- **STATED PROBLEM**:
Locate every line in the material below that has the word "Orange". Copy each of those lines.

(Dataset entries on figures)
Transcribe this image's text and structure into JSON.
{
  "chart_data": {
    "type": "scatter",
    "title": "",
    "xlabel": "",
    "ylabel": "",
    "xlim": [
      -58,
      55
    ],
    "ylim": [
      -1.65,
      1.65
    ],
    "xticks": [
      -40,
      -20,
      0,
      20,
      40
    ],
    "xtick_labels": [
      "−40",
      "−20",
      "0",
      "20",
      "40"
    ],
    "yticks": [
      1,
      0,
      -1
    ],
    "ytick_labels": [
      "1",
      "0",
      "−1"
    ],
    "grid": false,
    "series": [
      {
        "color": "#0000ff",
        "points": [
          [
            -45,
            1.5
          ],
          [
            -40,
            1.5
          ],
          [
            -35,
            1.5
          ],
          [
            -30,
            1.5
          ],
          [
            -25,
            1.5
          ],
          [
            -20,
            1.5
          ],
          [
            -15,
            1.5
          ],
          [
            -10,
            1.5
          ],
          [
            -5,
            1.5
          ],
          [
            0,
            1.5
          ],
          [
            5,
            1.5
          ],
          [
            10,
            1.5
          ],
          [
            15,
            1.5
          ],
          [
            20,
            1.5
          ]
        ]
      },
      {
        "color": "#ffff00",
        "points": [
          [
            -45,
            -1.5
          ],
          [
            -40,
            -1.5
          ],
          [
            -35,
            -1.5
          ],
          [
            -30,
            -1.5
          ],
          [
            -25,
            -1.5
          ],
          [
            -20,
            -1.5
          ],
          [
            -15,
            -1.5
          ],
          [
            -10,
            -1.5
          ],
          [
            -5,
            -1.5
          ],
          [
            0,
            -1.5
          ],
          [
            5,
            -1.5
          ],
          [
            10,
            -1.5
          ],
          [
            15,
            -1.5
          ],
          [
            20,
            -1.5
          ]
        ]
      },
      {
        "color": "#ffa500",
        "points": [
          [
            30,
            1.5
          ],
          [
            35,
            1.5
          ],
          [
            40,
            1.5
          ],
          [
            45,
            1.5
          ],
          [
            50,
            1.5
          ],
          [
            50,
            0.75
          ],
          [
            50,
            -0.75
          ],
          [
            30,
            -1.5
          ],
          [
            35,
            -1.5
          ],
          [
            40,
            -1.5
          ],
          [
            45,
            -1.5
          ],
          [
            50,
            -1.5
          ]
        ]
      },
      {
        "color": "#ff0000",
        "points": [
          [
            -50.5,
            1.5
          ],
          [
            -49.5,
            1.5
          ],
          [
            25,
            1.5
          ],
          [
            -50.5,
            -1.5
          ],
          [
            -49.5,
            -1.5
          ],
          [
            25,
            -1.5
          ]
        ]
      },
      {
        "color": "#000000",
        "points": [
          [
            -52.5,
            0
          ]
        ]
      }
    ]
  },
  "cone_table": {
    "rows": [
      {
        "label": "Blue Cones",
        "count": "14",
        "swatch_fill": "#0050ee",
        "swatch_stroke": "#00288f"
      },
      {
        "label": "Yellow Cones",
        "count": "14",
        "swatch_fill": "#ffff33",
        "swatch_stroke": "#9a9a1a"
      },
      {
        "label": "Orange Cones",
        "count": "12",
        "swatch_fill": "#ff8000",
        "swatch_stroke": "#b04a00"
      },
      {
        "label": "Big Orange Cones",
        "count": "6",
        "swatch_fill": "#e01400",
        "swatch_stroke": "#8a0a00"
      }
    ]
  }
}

- **EXPECTED ANSWER**:
        "label": "Orange Cones",
        "label": "Big Orange Cones",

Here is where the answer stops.